§ Goal
Pull each line containing "text" out of the data and copy it.

[Raw records]
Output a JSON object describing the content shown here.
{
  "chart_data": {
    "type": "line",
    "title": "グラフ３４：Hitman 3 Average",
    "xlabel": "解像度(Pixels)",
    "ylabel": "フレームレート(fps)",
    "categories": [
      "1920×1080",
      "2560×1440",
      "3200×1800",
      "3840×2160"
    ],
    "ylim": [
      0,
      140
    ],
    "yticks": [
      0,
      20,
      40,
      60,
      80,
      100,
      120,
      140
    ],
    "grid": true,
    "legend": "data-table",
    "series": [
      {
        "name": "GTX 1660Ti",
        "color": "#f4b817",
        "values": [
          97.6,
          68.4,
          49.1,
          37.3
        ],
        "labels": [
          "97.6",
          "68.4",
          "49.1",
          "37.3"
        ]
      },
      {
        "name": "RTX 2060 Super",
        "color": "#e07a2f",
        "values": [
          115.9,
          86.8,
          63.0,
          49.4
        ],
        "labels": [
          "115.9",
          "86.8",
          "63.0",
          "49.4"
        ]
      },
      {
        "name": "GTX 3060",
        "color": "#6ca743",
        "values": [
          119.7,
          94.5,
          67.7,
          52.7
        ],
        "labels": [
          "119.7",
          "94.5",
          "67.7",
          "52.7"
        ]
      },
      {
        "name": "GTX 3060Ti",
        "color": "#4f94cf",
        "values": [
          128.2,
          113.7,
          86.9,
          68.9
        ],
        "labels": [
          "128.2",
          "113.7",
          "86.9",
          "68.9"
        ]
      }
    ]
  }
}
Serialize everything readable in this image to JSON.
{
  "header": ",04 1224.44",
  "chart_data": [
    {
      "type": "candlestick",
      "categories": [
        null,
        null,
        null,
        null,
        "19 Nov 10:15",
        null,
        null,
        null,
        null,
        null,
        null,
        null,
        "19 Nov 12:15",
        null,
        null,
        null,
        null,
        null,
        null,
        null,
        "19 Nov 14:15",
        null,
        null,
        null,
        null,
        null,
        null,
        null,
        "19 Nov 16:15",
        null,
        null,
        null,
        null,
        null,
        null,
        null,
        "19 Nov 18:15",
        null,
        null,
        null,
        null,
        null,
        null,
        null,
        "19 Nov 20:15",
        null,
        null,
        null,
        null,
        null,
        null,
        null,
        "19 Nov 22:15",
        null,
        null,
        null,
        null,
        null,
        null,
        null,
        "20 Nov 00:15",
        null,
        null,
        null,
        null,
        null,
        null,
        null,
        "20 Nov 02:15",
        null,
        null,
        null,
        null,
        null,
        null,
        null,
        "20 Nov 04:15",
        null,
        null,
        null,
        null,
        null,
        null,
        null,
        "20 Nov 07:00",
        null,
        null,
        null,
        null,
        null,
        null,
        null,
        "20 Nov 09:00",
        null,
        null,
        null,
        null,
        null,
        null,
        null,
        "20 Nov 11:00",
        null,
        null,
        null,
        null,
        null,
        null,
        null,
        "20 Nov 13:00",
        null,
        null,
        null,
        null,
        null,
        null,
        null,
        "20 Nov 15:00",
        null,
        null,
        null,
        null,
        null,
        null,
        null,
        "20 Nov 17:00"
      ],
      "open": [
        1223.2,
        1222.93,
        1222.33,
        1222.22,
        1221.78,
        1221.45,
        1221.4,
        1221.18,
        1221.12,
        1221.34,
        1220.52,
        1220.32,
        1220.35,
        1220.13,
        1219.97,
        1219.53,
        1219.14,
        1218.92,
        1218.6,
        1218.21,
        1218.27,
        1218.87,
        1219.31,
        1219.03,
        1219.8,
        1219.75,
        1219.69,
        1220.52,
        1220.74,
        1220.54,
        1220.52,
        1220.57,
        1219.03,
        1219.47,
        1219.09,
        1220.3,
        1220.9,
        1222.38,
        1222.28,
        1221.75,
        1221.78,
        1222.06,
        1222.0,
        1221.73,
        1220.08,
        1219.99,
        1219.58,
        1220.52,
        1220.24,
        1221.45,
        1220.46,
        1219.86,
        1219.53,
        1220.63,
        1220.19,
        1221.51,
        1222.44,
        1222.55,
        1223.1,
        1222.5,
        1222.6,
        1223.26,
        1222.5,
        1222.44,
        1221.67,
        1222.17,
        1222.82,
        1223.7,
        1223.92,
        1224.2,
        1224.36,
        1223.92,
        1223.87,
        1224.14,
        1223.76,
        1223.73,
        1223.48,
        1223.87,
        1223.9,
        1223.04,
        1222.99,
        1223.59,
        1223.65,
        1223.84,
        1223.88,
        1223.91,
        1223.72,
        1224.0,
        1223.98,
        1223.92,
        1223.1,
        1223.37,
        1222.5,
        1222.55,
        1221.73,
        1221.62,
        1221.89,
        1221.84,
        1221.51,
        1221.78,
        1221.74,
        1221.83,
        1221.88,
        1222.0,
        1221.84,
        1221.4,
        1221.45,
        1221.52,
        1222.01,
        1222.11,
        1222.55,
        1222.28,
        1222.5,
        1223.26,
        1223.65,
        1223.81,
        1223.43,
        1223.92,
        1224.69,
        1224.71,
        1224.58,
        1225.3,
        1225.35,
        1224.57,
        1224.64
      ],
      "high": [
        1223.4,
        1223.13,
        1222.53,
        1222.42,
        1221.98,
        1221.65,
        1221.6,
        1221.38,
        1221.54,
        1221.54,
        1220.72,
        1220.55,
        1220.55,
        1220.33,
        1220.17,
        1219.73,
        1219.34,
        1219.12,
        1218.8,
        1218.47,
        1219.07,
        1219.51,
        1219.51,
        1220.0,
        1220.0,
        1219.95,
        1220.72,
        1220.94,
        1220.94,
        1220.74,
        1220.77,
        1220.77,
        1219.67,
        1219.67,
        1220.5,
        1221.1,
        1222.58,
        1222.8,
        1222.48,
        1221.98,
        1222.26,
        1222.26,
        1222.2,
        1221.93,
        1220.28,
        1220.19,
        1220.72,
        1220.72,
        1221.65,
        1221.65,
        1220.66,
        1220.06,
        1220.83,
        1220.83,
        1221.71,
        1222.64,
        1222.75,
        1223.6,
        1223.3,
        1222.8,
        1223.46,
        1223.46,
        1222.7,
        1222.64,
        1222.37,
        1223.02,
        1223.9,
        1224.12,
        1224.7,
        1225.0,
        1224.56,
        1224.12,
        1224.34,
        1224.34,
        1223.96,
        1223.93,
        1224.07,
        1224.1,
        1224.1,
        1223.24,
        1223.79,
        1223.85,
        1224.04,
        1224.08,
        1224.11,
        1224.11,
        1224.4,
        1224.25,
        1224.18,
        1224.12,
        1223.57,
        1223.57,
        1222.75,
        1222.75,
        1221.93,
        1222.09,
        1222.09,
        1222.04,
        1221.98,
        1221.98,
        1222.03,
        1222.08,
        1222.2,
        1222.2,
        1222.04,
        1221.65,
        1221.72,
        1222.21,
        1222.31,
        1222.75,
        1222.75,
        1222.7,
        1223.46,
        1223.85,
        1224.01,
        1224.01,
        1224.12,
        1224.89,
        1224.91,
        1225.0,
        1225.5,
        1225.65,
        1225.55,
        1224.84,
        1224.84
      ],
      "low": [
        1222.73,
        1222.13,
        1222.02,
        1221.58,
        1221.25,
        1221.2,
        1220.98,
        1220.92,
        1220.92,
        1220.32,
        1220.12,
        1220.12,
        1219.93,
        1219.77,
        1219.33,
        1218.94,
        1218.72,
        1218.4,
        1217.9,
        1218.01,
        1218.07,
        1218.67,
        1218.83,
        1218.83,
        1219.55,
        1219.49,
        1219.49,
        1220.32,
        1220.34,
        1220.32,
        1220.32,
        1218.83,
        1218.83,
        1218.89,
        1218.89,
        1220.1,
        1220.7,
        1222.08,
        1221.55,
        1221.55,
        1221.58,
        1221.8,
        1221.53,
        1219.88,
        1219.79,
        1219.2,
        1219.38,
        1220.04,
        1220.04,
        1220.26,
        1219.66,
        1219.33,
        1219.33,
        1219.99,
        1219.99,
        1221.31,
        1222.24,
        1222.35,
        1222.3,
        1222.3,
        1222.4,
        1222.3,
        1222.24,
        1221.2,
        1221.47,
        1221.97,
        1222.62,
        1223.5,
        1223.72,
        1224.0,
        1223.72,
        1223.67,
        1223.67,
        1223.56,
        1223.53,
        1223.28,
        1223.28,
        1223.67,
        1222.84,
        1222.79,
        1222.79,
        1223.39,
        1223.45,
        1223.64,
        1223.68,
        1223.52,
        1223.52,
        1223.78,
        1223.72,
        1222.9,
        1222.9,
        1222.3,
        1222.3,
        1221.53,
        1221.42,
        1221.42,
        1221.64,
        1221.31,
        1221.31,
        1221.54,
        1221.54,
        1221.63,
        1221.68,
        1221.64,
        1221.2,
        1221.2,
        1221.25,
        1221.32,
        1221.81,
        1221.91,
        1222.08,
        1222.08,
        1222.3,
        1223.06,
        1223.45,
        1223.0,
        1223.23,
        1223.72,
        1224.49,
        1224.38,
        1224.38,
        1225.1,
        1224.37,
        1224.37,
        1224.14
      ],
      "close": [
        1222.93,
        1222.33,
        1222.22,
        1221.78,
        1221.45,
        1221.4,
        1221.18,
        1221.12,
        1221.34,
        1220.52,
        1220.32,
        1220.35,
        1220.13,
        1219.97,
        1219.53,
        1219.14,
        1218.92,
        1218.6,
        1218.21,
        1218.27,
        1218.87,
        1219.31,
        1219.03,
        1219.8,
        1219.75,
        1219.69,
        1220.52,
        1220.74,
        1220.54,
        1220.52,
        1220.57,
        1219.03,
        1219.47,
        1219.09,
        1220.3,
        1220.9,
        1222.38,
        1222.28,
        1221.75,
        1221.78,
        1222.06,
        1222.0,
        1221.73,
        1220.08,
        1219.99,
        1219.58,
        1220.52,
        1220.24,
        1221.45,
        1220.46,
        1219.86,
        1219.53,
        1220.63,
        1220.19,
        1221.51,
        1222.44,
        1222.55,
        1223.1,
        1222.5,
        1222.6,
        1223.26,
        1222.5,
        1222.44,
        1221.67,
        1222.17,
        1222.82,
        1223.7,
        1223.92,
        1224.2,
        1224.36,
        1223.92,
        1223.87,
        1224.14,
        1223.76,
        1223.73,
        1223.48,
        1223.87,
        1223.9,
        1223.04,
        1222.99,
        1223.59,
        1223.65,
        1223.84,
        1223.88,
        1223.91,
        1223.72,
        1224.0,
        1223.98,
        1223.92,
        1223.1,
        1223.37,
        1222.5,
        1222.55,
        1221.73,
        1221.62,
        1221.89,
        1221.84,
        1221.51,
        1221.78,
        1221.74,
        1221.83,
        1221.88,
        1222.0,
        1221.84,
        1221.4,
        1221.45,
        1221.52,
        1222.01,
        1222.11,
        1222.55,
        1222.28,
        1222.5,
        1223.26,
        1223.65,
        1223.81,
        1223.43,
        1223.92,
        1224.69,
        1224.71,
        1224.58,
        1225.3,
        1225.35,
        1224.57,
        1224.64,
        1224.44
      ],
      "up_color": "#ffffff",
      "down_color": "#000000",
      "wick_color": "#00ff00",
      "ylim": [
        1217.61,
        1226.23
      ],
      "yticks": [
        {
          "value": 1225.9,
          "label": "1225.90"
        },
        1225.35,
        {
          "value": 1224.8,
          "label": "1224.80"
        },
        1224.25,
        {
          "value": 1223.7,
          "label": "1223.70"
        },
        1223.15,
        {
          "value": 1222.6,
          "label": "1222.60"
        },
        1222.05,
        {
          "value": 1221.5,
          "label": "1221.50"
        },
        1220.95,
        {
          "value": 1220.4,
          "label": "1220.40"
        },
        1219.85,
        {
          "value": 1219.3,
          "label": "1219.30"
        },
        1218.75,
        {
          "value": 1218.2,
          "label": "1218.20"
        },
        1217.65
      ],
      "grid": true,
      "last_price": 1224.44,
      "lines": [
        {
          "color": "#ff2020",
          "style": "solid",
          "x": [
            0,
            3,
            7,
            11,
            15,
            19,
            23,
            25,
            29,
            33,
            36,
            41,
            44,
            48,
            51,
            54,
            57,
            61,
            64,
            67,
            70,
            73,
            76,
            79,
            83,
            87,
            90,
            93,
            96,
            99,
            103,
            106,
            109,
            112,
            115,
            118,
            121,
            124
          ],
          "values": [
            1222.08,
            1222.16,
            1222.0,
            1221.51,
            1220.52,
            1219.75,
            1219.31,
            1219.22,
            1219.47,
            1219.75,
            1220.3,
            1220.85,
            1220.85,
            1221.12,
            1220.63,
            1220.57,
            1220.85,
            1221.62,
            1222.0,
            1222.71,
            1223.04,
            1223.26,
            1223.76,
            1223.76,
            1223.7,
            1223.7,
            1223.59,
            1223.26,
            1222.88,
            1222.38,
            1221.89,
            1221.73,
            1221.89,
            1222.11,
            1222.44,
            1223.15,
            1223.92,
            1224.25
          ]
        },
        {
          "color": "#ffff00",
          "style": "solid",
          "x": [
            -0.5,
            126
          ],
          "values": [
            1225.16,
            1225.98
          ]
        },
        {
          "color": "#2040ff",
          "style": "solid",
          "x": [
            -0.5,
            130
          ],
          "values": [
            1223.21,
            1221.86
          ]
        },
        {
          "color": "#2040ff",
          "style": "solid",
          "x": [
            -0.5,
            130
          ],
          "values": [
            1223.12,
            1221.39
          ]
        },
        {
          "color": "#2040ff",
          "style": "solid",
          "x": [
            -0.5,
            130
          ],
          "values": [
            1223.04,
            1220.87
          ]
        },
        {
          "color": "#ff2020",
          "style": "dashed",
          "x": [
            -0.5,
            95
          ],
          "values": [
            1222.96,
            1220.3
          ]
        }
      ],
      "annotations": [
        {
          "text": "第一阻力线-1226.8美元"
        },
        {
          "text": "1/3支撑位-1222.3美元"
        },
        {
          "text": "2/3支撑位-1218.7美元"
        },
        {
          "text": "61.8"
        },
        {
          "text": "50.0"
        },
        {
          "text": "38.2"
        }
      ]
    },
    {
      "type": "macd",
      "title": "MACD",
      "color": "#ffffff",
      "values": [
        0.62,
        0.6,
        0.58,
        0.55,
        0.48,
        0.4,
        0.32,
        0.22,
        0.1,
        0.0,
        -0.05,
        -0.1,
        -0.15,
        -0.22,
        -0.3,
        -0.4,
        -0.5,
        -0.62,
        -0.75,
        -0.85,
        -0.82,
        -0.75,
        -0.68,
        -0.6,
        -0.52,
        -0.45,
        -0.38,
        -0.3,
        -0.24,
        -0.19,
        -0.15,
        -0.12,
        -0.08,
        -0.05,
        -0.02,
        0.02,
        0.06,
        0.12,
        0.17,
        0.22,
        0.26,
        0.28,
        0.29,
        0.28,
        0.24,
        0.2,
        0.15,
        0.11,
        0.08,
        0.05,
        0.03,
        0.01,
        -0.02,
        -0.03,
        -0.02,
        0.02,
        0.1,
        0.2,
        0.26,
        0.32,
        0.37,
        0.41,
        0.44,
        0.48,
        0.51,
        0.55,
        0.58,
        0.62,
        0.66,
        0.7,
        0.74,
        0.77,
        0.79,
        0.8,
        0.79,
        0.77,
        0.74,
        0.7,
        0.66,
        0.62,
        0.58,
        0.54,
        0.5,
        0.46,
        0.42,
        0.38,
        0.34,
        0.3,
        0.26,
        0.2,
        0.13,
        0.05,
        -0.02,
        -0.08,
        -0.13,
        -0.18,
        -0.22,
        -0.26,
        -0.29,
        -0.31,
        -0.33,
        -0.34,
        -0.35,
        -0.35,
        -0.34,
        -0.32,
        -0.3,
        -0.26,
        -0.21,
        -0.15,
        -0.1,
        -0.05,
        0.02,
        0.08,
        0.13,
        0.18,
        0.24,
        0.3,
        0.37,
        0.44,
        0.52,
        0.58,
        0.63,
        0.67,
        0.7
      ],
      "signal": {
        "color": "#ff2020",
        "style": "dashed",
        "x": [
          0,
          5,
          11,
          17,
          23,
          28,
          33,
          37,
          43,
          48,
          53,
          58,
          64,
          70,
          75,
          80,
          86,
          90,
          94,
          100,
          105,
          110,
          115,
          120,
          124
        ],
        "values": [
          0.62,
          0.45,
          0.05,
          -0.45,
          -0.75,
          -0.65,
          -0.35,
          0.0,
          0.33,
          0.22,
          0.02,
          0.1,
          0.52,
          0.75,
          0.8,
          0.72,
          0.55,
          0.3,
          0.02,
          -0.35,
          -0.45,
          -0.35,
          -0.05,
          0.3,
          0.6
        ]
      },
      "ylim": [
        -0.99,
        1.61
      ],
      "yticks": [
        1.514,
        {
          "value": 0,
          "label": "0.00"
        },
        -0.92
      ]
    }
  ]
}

§ Completed task
          "text": "第一阻力线-1226.8美元"
          "text": "1/3支撑位-1222.3美元"
          "text": "2/3支撑位-1218.7美元"
          "text": "61.8"
          "text": "50.0"
          "text": "38.2"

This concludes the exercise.